Spatial layout entries:
◇ ◇ ◇ ◇
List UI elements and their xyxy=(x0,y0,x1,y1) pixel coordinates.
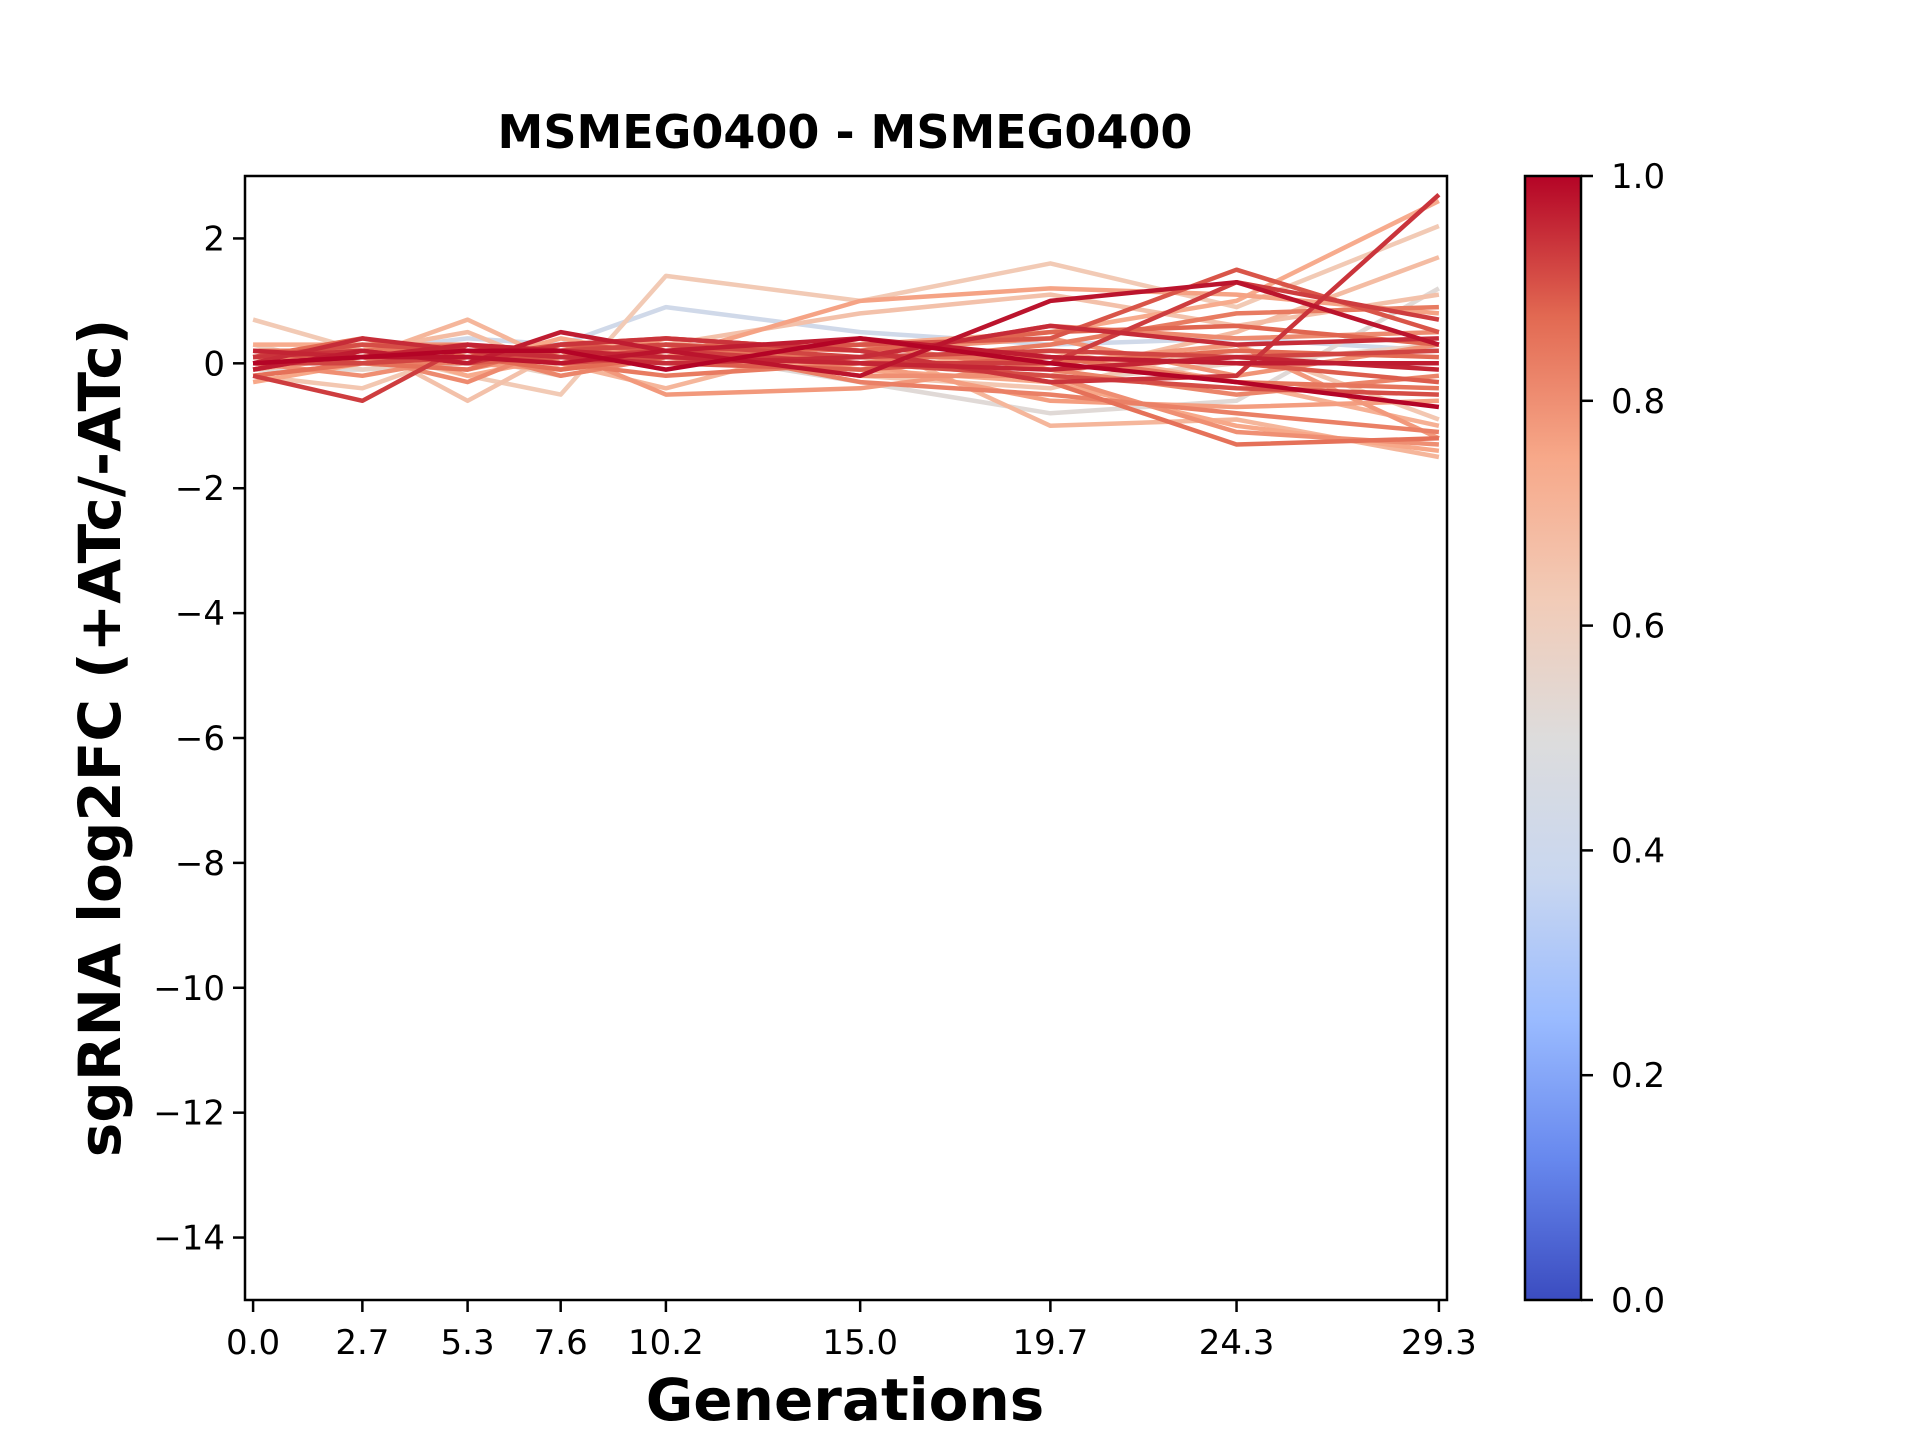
series-line-31 xyxy=(252,323,1439,366)
colorbar xyxy=(1523,174,1583,1302)
colorbar-ticks: 0.0 0.2 0.4 0.6 0.8 1.0 xyxy=(1581,157,1665,1321)
y-tick-label: 0 xyxy=(203,344,225,384)
y-axis-ticks: 2 0 −2 −4 −6 −8 −10 −12 −14 xyxy=(153,219,245,1259)
y-tick-label: −6 xyxy=(175,719,225,759)
series-line-28 xyxy=(253,342,1439,366)
x-tick-label: 7.6 xyxy=(534,1323,588,1363)
colorbar-tick-label: 0.2 xyxy=(1611,1056,1665,1096)
y-tick-label: −8 xyxy=(175,844,225,884)
colorbar-tick-label: 1.0 xyxy=(1611,157,1665,197)
y-tick-label: 2 xyxy=(203,219,225,259)
colorbar-tick-label: 0.6 xyxy=(1611,607,1665,647)
x-tick-label: 19.7 xyxy=(1013,1323,1089,1363)
colorbar-tick-label: 0.8 xyxy=(1611,382,1665,422)
x-tick-label: 29.3 xyxy=(1401,1323,1477,1363)
x-tick-label: 10.2 xyxy=(628,1323,704,1363)
x-tick-label: 24.3 xyxy=(1199,1323,1275,1363)
x-tick-label: 15.0 xyxy=(822,1323,898,1363)
y-tick-label: −10 xyxy=(153,969,225,1009)
x-tick-label: 0.0 xyxy=(226,1323,280,1363)
x-axis-label: Generations xyxy=(646,1366,1045,1434)
chart-title: MSMEG0400 - MSMEG0400 xyxy=(498,105,1193,159)
y-tick-label: −12 xyxy=(153,1094,225,1134)
x-tick-label: 2.7 xyxy=(335,1323,389,1363)
y-tick-label: −14 xyxy=(153,1219,225,1259)
colorbar-tick-label: 0.0 xyxy=(1611,1281,1665,1321)
x-axis-ticks: 0.0 2.7 5.3 7.6 10.2 15.0 19.7 24.3 29.3 xyxy=(226,1300,1477,1363)
plot-lines xyxy=(252,193,1441,460)
colorbar-tick-label: 0.4 xyxy=(1611,831,1665,871)
y-axis-label: sgRNA log2FC (+ATc/-ATc) xyxy=(66,319,134,1157)
y-tick-label: −4 xyxy=(175,594,225,634)
y-tick-label: −2 xyxy=(175,469,225,509)
series-line-35 xyxy=(252,336,1440,410)
x-tick-label: 5.3 xyxy=(441,1323,495,1363)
◇ ◇ ◇ ◇
Task objective: Could you copy every line of the material above exactly, leaving out the pictures?

Solution:
List UI elements and their xyxy=(x0,y0,x1,y1) pixel coordinates.
series-line-31 xyxy=(252,323,1439,366)
colorbar xyxy=(1523,174,1583,1302)
colorbar-ticks: 0.0 0.2 0.4 0.6 0.8 1.0 xyxy=(1581,157,1665,1321)
y-tick-label: 0 xyxy=(203,344,225,384)
y-axis-ticks: 2 0 −2 −4 −6 −8 −10 −12 −14 xyxy=(153,219,245,1259)
y-tick-label: −6 xyxy=(175,719,225,759)
series-line-28 xyxy=(253,342,1439,366)
x-tick-label: 7.6 xyxy=(534,1323,588,1363)
colorbar-tick-label: 0.2 xyxy=(1611,1056,1665,1096)
y-tick-label: −8 xyxy=(175,844,225,884)
colorbar-tick-label: 1.0 xyxy=(1611,157,1665,197)
y-tick-label: 2 xyxy=(203,219,225,259)
colorbar-tick-label: 0.6 xyxy=(1611,607,1665,647)
x-tick-label: 19.7 xyxy=(1013,1323,1089,1363)
colorbar-tick-label: 0.8 xyxy=(1611,382,1665,422)
x-tick-label: 29.3 xyxy=(1401,1323,1477,1363)
x-tick-label: 10.2 xyxy=(628,1323,704,1363)
x-tick-label: 24.3 xyxy=(1199,1323,1275,1363)
x-tick-label: 15.0 xyxy=(822,1323,898,1363)
y-tick-label: −10 xyxy=(153,969,225,1009)
x-tick-label: 0.0 xyxy=(226,1323,280,1363)
x-axis-label: Generations xyxy=(646,1366,1045,1434)
chart-title: MSMEG0400 - MSMEG0400 xyxy=(498,105,1193,159)
y-tick-label: −12 xyxy=(153,1094,225,1134)
x-tick-label: 2.7 xyxy=(335,1323,389,1363)
y-tick-label: −14 xyxy=(153,1219,225,1259)
colorbar-tick-label: 0.0 xyxy=(1611,1281,1665,1321)
x-axis-ticks: 0.0 2.7 5.3 7.6 10.2 15.0 19.7 24.3 29.3 xyxy=(226,1300,1477,1363)
plot-lines xyxy=(252,193,1441,460)
colorbar-tick-label: 0.4 xyxy=(1611,831,1665,871)
y-axis-label: sgRNA log2FC (+ATc/-ATc) xyxy=(66,319,134,1157)
y-tick-label: −4 xyxy=(175,594,225,634)
y-tick-label: −2 xyxy=(175,469,225,509)
series-line-35 xyxy=(252,336,1440,410)
x-tick-label: 5.3 xyxy=(441,1323,495,1363)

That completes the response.